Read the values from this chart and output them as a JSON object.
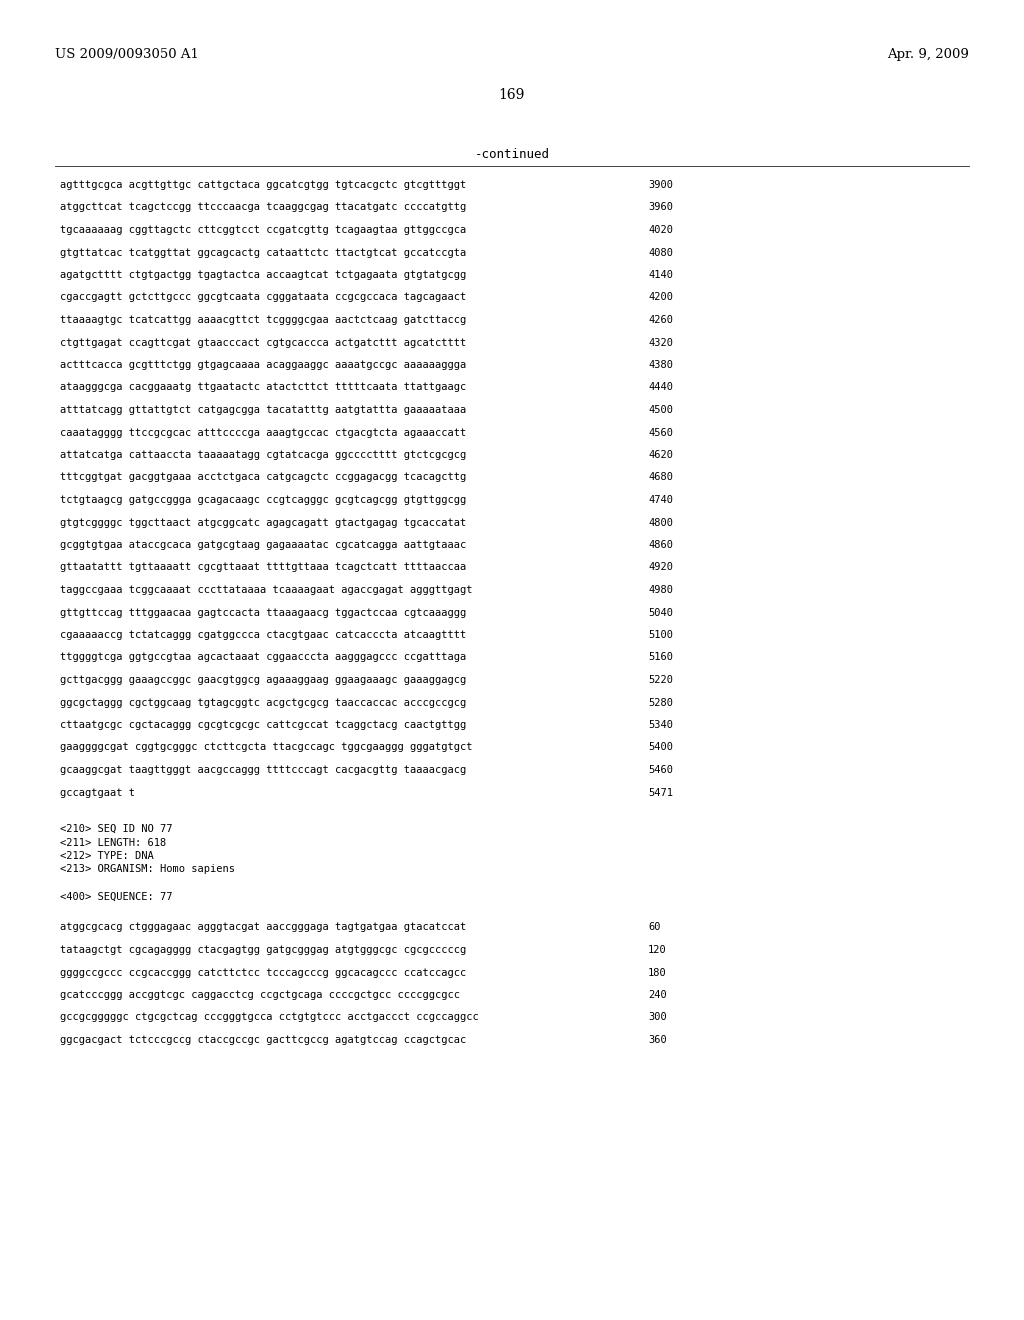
{
  "header_left": "US 2009/0093050 A1",
  "header_right": "Apr. 9, 2009",
  "page_number": "169",
  "continued_label": "-continued",
  "background_color": "#ffffff",
  "text_color": "#000000",
  "sequence_lines": [
    {
      "seq": "agtttgcgca acgttgttgc cattgctaca ggcatcgtgg tgtcacgctc gtcgtttggt",
      "num": "3900"
    },
    {
      "seq": "atggcttcat tcagctccgg ttcccaacga tcaaggcgag ttacatgatc ccccatgttg",
      "num": "3960"
    },
    {
      "seq": "tgcaaaaaag cggttagctc cttcggtcct ccgatcgttg tcagaagtaa gttggccgca",
      "num": "4020"
    },
    {
      "seq": "gtgttatcac tcatggttat ggcagcactg cataattctc ttactgtcat gccatccgta",
      "num": "4080"
    },
    {
      "seq": "agatgctttt ctgtgactgg tgagtactca accaagtcat tctgagaata gtgtatgcgg",
      "num": "4140"
    },
    {
      "seq": "cgaccgagtt gctcttgccc ggcgtcaata cgggataata ccgcgccaca tagcagaact",
      "num": "4200"
    },
    {
      "seq": "ttaaaagtgc tcatcattgg aaaacgttct tcggggcgaa aactctcaag gatcttaccg",
      "num": "4260"
    },
    {
      "seq": "ctgttgagat ccagttcgat gtaacccact cgtgcaccca actgatcttt agcatctttt",
      "num": "4320"
    },
    {
      "seq": "actttcacca gcgtttctgg gtgagcaaaa acaggaaggc aaaatgccgc aaaaaaggga",
      "num": "4380"
    },
    {
      "seq": "ataagggcga cacggaaatg ttgaatactc atactcttct tttttcaata ttattgaagc",
      "num": "4440"
    },
    {
      "seq": "atttatcagg gttattgtct catgagcgga tacatatttg aatgtattta gaaaaataaa",
      "num": "4500"
    },
    {
      "seq": "caaatagggg ttccgcgcac atttccccga aaagtgccac ctgacgtcta agaaaccatt",
      "num": "4560"
    },
    {
      "seq": "attatcatga cattaaccta taaaaatagg cgtatcacga ggcccctttt gtctcgcgcg",
      "num": "4620"
    },
    {
      "seq": "tttcggtgat gacggtgaaa acctctgaca catgcagctc ccggagacgg tcacagcttg",
      "num": "4680"
    },
    {
      "seq": "tctgtaagcg gatgccggga gcagacaagc ccgtcagggc gcgtcagcgg gtgttggcgg",
      "num": "4740"
    },
    {
      "seq": "gtgtcggggc tggcttaact atgcggcatc agagcagatt gtactgagag tgcaccatat",
      "num": "4800"
    },
    {
      "seq": "gcggtgtgaa ataccgcaca gatgcgtaag gagaaaatac cgcatcagga aattgtaaac",
      "num": "4860"
    },
    {
      "seq": "gttaatattt tgttaaaatt cgcgttaaat ttttgttaaa tcagctcatt ttttaaccaa",
      "num": "4920"
    },
    {
      "seq": "taggccgaaa tcggcaaaat cccttataaaa tcaaaagaat agaccgagat agggttgagt",
      "num": "4980"
    },
    {
      "seq": "gttgttccag tttggaacaa gagtccacta ttaaagaacg tggactccaa cgtcaaaggg",
      "num": "5040"
    },
    {
      "seq": "cgaaaaaccg tctatcaggg cgatggccca ctacgtgaac catcacccta atcaagtttt",
      "num": "5100"
    },
    {
      "seq": "ttggggtcga ggtgccgtaa agcactaaat cggaacccta aagggagccc ccgatttaga",
      "num": "5160"
    },
    {
      "seq": "gcttgacggg gaaagccggc gaacgtggcg agaaaggaag ggaagaaagc gaaaggagcg",
      "num": "5220"
    },
    {
      "seq": "ggcgctaggg cgctggcaag tgtagcggtc acgctgcgcg taaccaccac acccgccgcg",
      "num": "5280"
    },
    {
      "seq": "cttaatgcgc cgctacaggg cgcgtcgcgc cattcgccat tcaggctacg caactgttgg",
      "num": "5340"
    },
    {
      "seq": "gaaggggcgat cggtgcgggc ctcttcgcta ttacgccagc tggcgaaggg gggatgtgct",
      "num": "5400"
    },
    {
      "seq": "gcaaggcgat taagttgggt aacgccaggg ttttcccagt cacgacgttg taaaacgacg",
      "num": "5460"
    },
    {
      "seq": "gccagtgaat t",
      "num": "5471"
    }
  ],
  "metadata_lines": [
    "<210> SEQ ID NO 77",
    "<211> LENGTH: 618",
    "<212> TYPE: DNA",
    "<213> ORGANISM: Homo sapiens",
    "",
    "<400> SEQUENCE: 77",
    ""
  ],
  "sequence_lines2": [
    {
      "seq": "atggcgcacg ctgggagaac agggtacgat aaccgggaga tagtgatgaa gtacatccat",
      "num": "60"
    },
    {
      "seq": "tataagctgt cgcagagggg ctacgagtgg gatgcgggag atgtgggcgc cgcgcccccg",
      "num": "120"
    },
    {
      "seq": "ggggccgccc ccgcaccggg catcttctcc tcccagcccg ggcacagccc ccatccagcc",
      "num": "180"
    },
    {
      "seq": "gcatcccggg accggtcgc caggacctcg ccgctgcaga ccccgctgcc ccccggcgcc",
      "num": "240"
    },
    {
      "seq": "gccgcgggggc ctgcgctcag cccgggtgcca cctgtgtccc acctgaccct ccgccaggcc",
      "num": "300"
    },
    {
      "seq": "ggcgacgact tctcccgccg ctaccgccgc gacttcgccg agatgtccag ccagctgcac",
      "num": "360"
    }
  ]
}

━━━━━━━━━━

What is required:
All of the material above is to be copied exactly, except for its images.

Finished exercise:
Read the values from this chart and output them as a JSON object.
{
  "header_left": "US 2009/0093050 A1",
  "header_right": "Apr. 9, 2009",
  "page_number": "169",
  "continued_label": "-continued",
  "background_color": "#ffffff",
  "text_color": "#000000",
  "sequence_lines": [
    {
      "seq": "agtttgcgca acgttgttgc cattgctaca ggcatcgtgg tgtcacgctc gtcgtttggt",
      "num": "3900"
    },
    {
      "seq": "atggcttcat tcagctccgg ttcccaacga tcaaggcgag ttacatgatc ccccatgttg",
      "num": "3960"
    },
    {
      "seq": "tgcaaaaaag cggttagctc cttcggtcct ccgatcgttg tcagaagtaa gttggccgca",
      "num": "4020"
    },
    {
      "seq": "gtgttatcac tcatggttat ggcagcactg cataattctc ttactgtcat gccatccgta",
      "num": "4080"
    },
    {
      "seq": "agatgctttt ctgtgactgg tgagtactca accaagtcat tctgagaata gtgtatgcgg",
      "num": "4140"
    },
    {
      "seq": "cgaccgagtt gctcttgccc ggcgtcaata cgggataata ccgcgccaca tagcagaact",
      "num": "4200"
    },
    {
      "seq": "ttaaaagtgc tcatcattgg aaaacgttct tcggggcgaa aactctcaag gatcttaccg",
      "num": "4260"
    },
    {
      "seq": "ctgttgagat ccagttcgat gtaacccact cgtgcaccca actgatcttt agcatctttt",
      "num": "4320"
    },
    {
      "seq": "actttcacca gcgtttctgg gtgagcaaaa acaggaaggc aaaatgccgc aaaaaaggga",
      "num": "4380"
    },
    {
      "seq": "ataagggcga cacggaaatg ttgaatactc atactcttct tttttcaata ttattgaagc",
      "num": "4440"
    },
    {
      "seq": "atttatcagg gttattgtct catgagcgga tacatatttg aatgtattta gaaaaataaa",
      "num": "4500"
    },
    {
      "seq": "caaatagggg ttccgcgcac atttccccga aaagtgccac ctgacgtcta agaaaccatt",
      "num": "4560"
    },
    {
      "seq": "attatcatga cattaaccta taaaaatagg cgtatcacga ggcccctttt gtctcgcgcg",
      "num": "4620"
    },
    {
      "seq": "tttcggtgat gacggtgaaa acctctgaca catgcagctc ccggagacgg tcacagcttg",
      "num": "4680"
    },
    {
      "seq": "tctgtaagcg gatgccggga gcagacaagc ccgtcagggc gcgtcagcgg gtgttggcgg",
      "num": "4740"
    },
    {
      "seq": "gtgtcggggc tggcttaact atgcggcatc agagcagatt gtactgagag tgcaccatat",
      "num": "4800"
    },
    {
      "seq": "gcggtgtgaa ataccgcaca gatgcgtaag gagaaaatac cgcatcagga aattgtaaac",
      "num": "4860"
    },
    {
      "seq": "gttaatattt tgttaaaatt cgcgttaaat ttttgttaaa tcagctcatt ttttaaccaa",
      "num": "4920"
    },
    {
      "seq": "taggccgaaa tcggcaaaat cccttataaaa tcaaaagaat agaccgagat agggttgagt",
      "num": "4980"
    },
    {
      "seq": "gttgttccag tttggaacaa gagtccacta ttaaagaacg tggactccaa cgtcaaaggg",
      "num": "5040"
    },
    {
      "seq": "cgaaaaaccg tctatcaggg cgatggccca ctacgtgaac catcacccta atcaagtttt",
      "num": "5100"
    },
    {
      "seq": "ttggggtcga ggtgccgtaa agcactaaat cggaacccta aagggagccc ccgatttaga",
      "num": "5160"
    },
    {
      "seq": "gcttgacggg gaaagccggc gaacgtggcg agaaaggaag ggaagaaagc gaaaggagcg",
      "num": "5220"
    },
    {
      "seq": "ggcgctaggg cgctggcaag tgtagcggtc acgctgcgcg taaccaccac acccgccgcg",
      "num": "5280"
    },
    {
      "seq": "cttaatgcgc cgctacaggg cgcgtcgcgc cattcgccat tcaggctacg caactgttgg",
      "num": "5340"
    },
    {
      "seq": "gaaggggcgat cggtgcgggc ctcttcgcta ttacgccagc tggcgaaggg gggatgtgct",
      "num": "5400"
    },
    {
      "seq": "gcaaggcgat taagttgggt aacgccaggg ttttcccagt cacgacgttg taaaacgacg",
      "num": "5460"
    },
    {
      "seq": "gccagtgaat t",
      "num": "5471"
    }
  ],
  "metadata_lines": [
    "<210> SEQ ID NO 77",
    "<211> LENGTH: 618",
    "<212> TYPE: DNA",
    "<213> ORGANISM: Homo sapiens",
    "",
    "<400> SEQUENCE: 77",
    ""
  ],
  "sequence_lines2": [
    {
      "seq": "atggcgcacg ctgggagaac agggtacgat aaccgggaga tagtgatgaa gtacatccat",
      "num": "60"
    },
    {
      "seq": "tataagctgt cgcagagggg ctacgagtgg gatgcgggag atgtgggcgc cgcgcccccg",
      "num": "120"
    },
    {
      "seq": "ggggccgccc ccgcaccggg catcttctcc tcccagcccg ggcacagccc ccatccagcc",
      "num": "180"
    },
    {
      "seq": "gcatcccggg accggtcgc caggacctcg ccgctgcaga ccccgctgcc ccccggcgcc",
      "num": "240"
    },
    {
      "seq": "gccgcgggggc ctgcgctcag cccgggtgcca cctgtgtccc acctgaccct ccgccaggcc",
      "num": "300"
    },
    {
      "seq": "ggcgacgact tctcccgccg ctaccgccgc gacttcgccg agatgtccag ccagctgcac",
      "num": "360"
    }
  ]
}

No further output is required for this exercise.